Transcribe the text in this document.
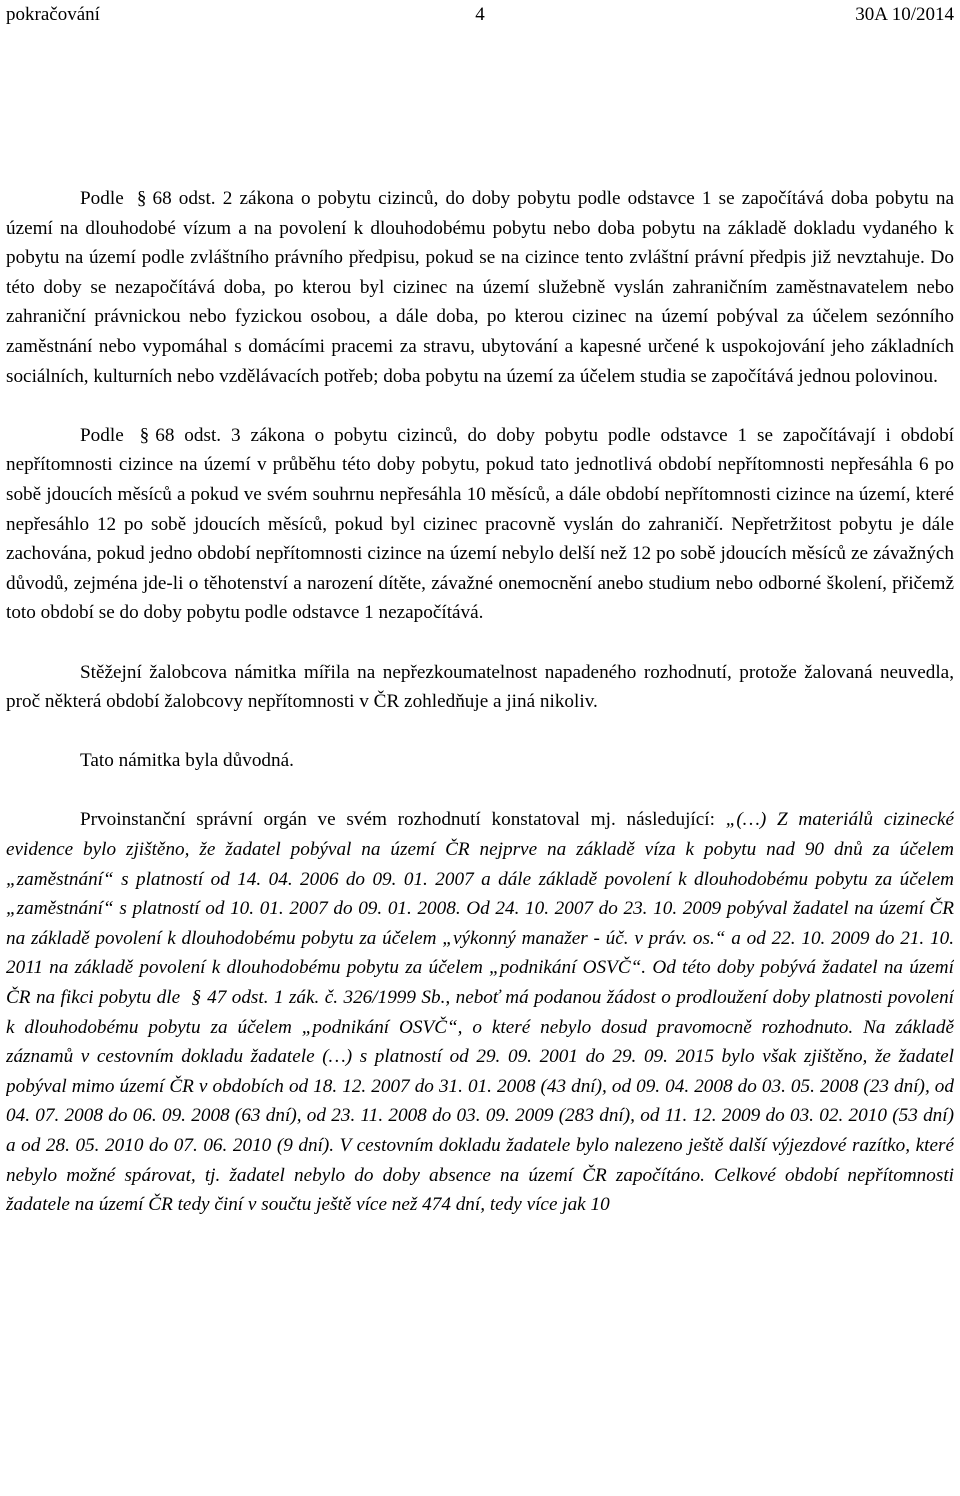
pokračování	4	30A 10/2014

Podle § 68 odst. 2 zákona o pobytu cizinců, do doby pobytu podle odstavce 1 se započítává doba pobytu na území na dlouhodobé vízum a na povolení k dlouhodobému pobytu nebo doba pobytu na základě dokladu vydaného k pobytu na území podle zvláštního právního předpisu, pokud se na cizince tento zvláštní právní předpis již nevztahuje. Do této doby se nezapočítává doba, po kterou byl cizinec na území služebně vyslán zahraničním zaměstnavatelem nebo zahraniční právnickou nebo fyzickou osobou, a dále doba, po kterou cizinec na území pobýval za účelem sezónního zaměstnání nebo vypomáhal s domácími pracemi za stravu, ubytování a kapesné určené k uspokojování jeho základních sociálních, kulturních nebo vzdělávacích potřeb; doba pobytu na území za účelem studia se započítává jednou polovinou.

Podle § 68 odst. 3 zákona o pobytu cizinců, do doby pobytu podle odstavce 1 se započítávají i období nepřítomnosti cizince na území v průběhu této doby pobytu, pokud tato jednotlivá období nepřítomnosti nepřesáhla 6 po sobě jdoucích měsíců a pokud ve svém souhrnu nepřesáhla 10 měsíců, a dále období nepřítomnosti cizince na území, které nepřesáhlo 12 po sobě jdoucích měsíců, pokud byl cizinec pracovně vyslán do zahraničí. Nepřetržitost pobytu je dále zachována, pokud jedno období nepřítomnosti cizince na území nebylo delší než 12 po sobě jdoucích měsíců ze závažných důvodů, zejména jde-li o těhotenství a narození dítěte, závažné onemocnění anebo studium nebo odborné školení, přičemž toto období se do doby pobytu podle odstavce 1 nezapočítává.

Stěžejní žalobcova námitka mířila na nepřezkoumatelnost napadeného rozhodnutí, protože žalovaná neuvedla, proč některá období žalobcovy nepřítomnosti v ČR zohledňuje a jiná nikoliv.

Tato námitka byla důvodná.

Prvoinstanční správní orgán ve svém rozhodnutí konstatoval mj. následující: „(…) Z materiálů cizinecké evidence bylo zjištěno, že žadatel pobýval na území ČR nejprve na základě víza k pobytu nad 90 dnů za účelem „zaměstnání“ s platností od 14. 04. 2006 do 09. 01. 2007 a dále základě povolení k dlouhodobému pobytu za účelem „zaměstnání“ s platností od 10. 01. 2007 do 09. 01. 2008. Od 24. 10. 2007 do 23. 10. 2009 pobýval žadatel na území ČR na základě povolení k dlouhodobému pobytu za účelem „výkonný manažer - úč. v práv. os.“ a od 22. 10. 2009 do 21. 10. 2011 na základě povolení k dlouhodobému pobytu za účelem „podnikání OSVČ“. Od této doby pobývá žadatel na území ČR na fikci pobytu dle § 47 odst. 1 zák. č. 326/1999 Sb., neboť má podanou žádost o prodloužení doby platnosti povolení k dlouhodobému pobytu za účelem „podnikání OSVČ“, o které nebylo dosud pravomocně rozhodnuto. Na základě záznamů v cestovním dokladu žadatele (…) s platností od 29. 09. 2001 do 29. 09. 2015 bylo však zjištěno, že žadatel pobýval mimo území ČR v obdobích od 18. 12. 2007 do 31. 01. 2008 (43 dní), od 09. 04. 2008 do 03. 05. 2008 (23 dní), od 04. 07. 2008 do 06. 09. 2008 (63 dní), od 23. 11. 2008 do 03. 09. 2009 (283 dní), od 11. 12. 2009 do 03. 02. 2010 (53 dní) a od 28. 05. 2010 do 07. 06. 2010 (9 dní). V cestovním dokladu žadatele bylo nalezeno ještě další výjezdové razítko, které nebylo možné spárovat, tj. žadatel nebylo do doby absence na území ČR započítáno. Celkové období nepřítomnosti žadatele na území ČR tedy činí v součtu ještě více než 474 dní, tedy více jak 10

────────────────

= Aim of the task =
Write out every line of the listing that holds the word "námitka".

= Response below =
Stěžejní žalobcova námitka mířila na nepřezkoumatelnost napadeného rozhodnutí, protože žalovaná neuvedla, proč některá období žalobcovy nepřítomnosti v ČR zohledňuje a jiná nikoliv.
Tato námitka byla důvodná.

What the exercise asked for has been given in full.